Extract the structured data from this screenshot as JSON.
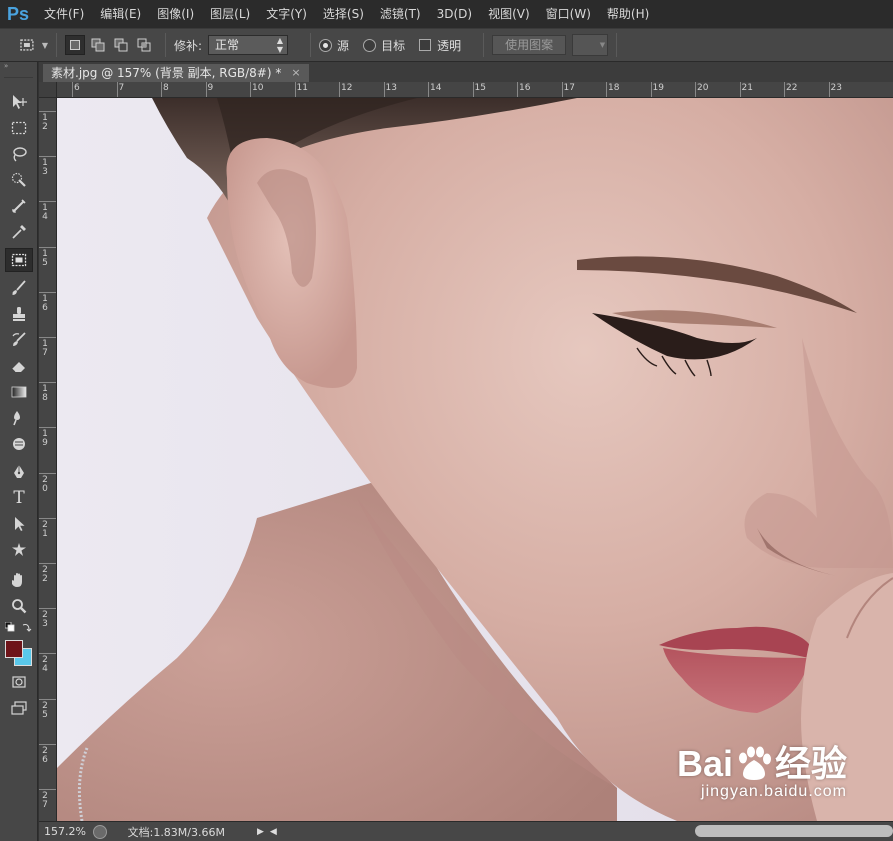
{
  "app": {
    "logo": "Ps"
  },
  "menu": [
    "文件(F)",
    "编辑(E)",
    "图像(I)",
    "图层(L)",
    "文字(Y)",
    "选择(S)",
    "滤镜(T)",
    "3D(D)",
    "视图(V)",
    "窗口(W)",
    "帮助(H)"
  ],
  "options": {
    "patch_label": "修补:",
    "patch_value": "正常",
    "source_label": "源",
    "destination_label": "目标",
    "transparent_label": "透明",
    "use_pattern_label": "使用图案",
    "source_selected": true,
    "transparent_checked": false
  },
  "document": {
    "tab_title": "素材.jpg @ 157% (背景 副本, RGB/8#) *",
    "close_glyph": "×"
  },
  "rulers": {
    "horizontal": [
      "6",
      "7",
      "8",
      "9",
      "10",
      "11",
      "12",
      "13",
      "14",
      "15",
      "16",
      "17",
      "18",
      "19",
      "20",
      "21",
      "22",
      "23"
    ],
    "vertical": [
      "1 2",
      "1 3",
      "1 4",
      "1 5",
      "1 6",
      "1 7",
      "1 8",
      "1 9",
      "2 0",
      "2 1",
      "2 2",
      "2 3",
      "2 4",
      "2 5",
      "2 6",
      "2 7"
    ]
  },
  "tools": [
    "move-tool-icon",
    "marquee-tool-icon",
    "lasso-tool-icon",
    "quick-selection-tool-icon",
    "crop-tool-icon",
    "eyedropper-tool-icon",
    "patch-tool-icon",
    "brush-tool-icon",
    "clone-stamp-tool-icon",
    "history-brush-tool-icon",
    "eraser-tool-icon",
    "gradient-tool-icon",
    "blur-tool-icon",
    "dodge-tool-icon",
    "pen-tool-icon",
    "type-tool-icon",
    "path-selection-tool-icon",
    "shape-tool-icon",
    "hand-tool-icon",
    "zoom-tool-icon"
  ],
  "type_tool_glyph": "T",
  "colors": {
    "foreground": "#6e1419",
    "background": "#5ac8ea",
    "accent": "#4aa3df"
  },
  "status": {
    "zoom": "157.2%",
    "doc_size": "文档:1.83M/3.66M"
  },
  "watermark": {
    "brand": "Bai",
    "brand_suffix": "经验",
    "url": "jingyan.baidu.com"
  }
}
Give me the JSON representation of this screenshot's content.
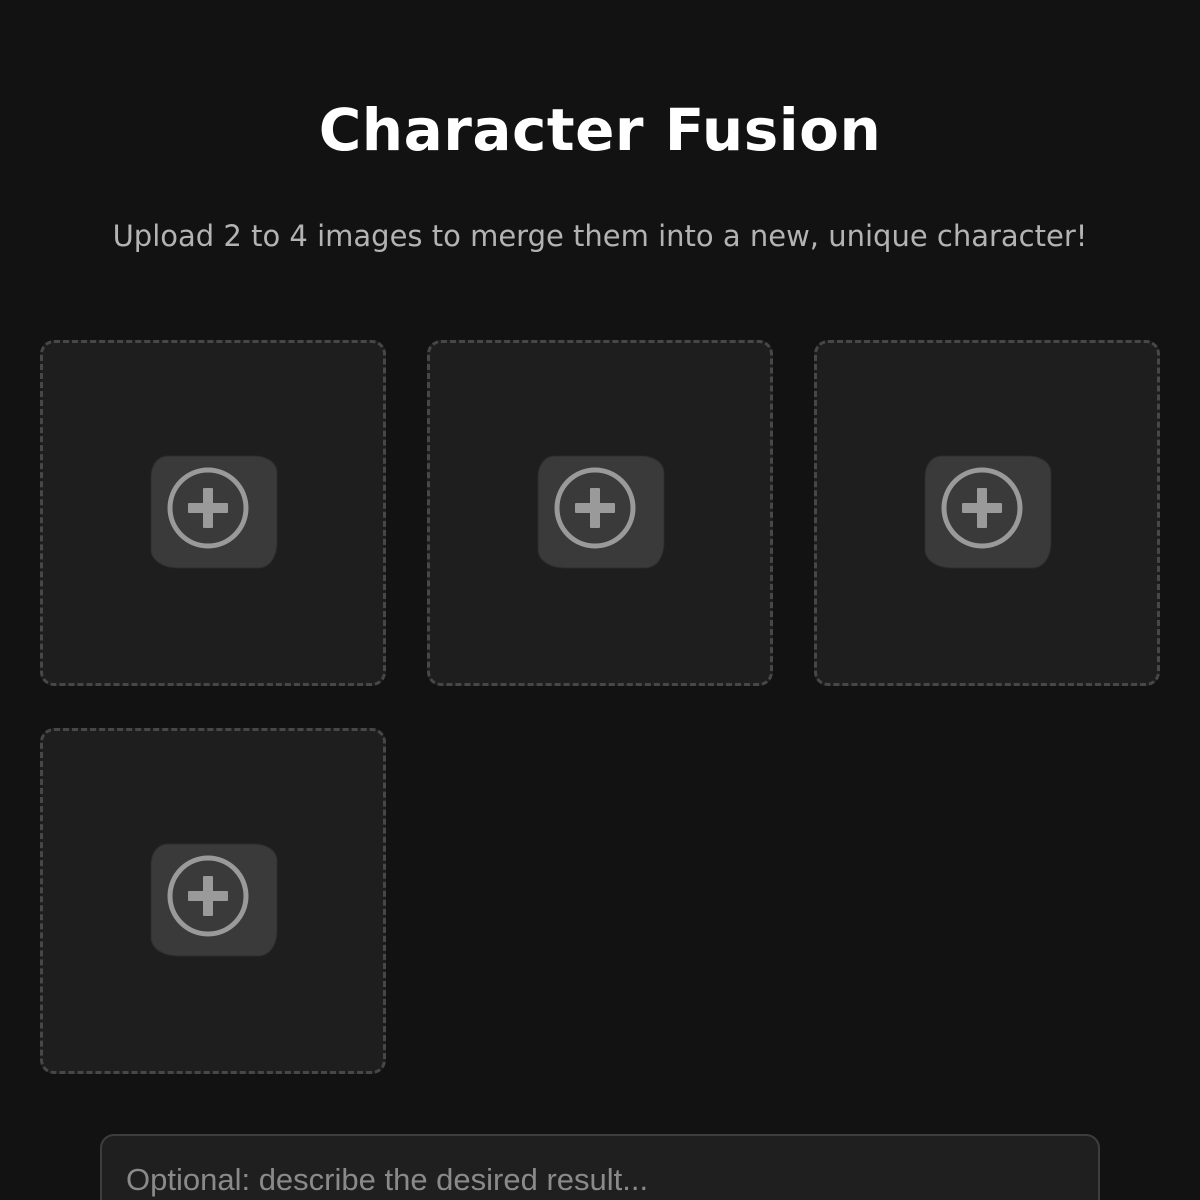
{
  "page": {
    "title": "Character Fusion",
    "subtitle": "Upload 2 to 4 images to merge them into a new, unique character!"
  },
  "upload_slots": [
    {
      "icon": "add-circle-icon"
    },
    {
      "icon": "add-circle-icon"
    },
    {
      "icon": "add-circle-icon"
    },
    {
      "icon": "add-circle-icon"
    }
  ],
  "prompt": {
    "placeholder": "Optional: describe the desired result...",
    "value": ""
  },
  "colors": {
    "background": "#121212",
    "slot_background": "#1e1e1e",
    "slot_border": "#474747",
    "icon": "#9a9a9a",
    "subtitle": "#b3b3b3"
  }
}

Problem requirements:
Output all of the data exactly as it stands, minus any images.

Answer to this task:
Extract the structured data from this screenshot as JSON.
{
  "app": {
    "logo": "Ps"
  },
  "menu": [
    "文件(F)",
    "编辑(E)",
    "图像(I)",
    "图层(L)",
    "文字(Y)",
    "选择(S)",
    "滤镜(T)",
    "3D(D)",
    "视图(V)",
    "窗口(W)",
    "帮助(H)"
  ],
  "options": {
    "patch_label": "修补:",
    "patch_value": "正常",
    "source_label": "源",
    "destination_label": "目标",
    "transparent_label": "透明",
    "use_pattern_label": "使用图案",
    "source_selected": true,
    "transparent_checked": false
  },
  "document": {
    "tab_title": "素材.jpg @ 157% (背景 副本, RGB/8#) *",
    "close_glyph": "×"
  },
  "rulers": {
    "horizontal": [
      "6",
      "7",
      "8",
      "9",
      "10",
      "11",
      "12",
      "13",
      "14",
      "15",
      "16",
      "17",
      "18",
      "19",
      "20",
      "21",
      "22",
      "23"
    ],
    "vertical": [
      "1 2",
      "1 3",
      "1 4",
      "1 5",
      "1 6",
      "1 7",
      "1 8",
      "1 9",
      "2 0",
      "2 1",
      "2 2",
      "2 3",
      "2 4",
      "2 5",
      "2 6",
      "2 7"
    ]
  },
  "tools": [
    "move-tool-icon",
    "marquee-tool-icon",
    "lasso-tool-icon",
    "quick-selection-tool-icon",
    "crop-tool-icon",
    "eyedropper-tool-icon",
    "patch-tool-icon",
    "brush-tool-icon",
    "clone-stamp-tool-icon",
    "history-brush-tool-icon",
    "eraser-tool-icon",
    "gradient-tool-icon",
    "blur-tool-icon",
    "dodge-tool-icon",
    "pen-tool-icon",
    "type-tool-icon",
    "path-selection-tool-icon",
    "shape-tool-icon",
    "hand-tool-icon",
    "zoom-tool-icon"
  ],
  "type_tool_glyph": "T",
  "colors": {
    "foreground": "#6e1419",
    "background": "#5ac8ea",
    "accent": "#4aa3df"
  },
  "status": {
    "zoom": "157.2%",
    "doc_size": "文档:1.83M/3.66M"
  },
  "watermark": {
    "brand": "Bai",
    "brand_suffix": "经验",
    "url": "jingyan.baidu.com"
  }
}
Give me the JSON representation of this screenshot's content.
{
  "page": {
    "title": "Character Fusion",
    "subtitle": "Upload 2 to 4 images to merge them into a new, unique character!"
  },
  "upload_slots": [
    {
      "icon": "add-circle-icon"
    },
    {
      "icon": "add-circle-icon"
    },
    {
      "icon": "add-circle-icon"
    },
    {
      "icon": "add-circle-icon"
    }
  ],
  "prompt": {
    "placeholder": "Optional: describe the desired result...",
    "value": ""
  },
  "colors": {
    "background": "#121212",
    "slot_background": "#1e1e1e",
    "slot_border": "#474747",
    "icon": "#9a9a9a",
    "subtitle": "#b3b3b3"
  }
}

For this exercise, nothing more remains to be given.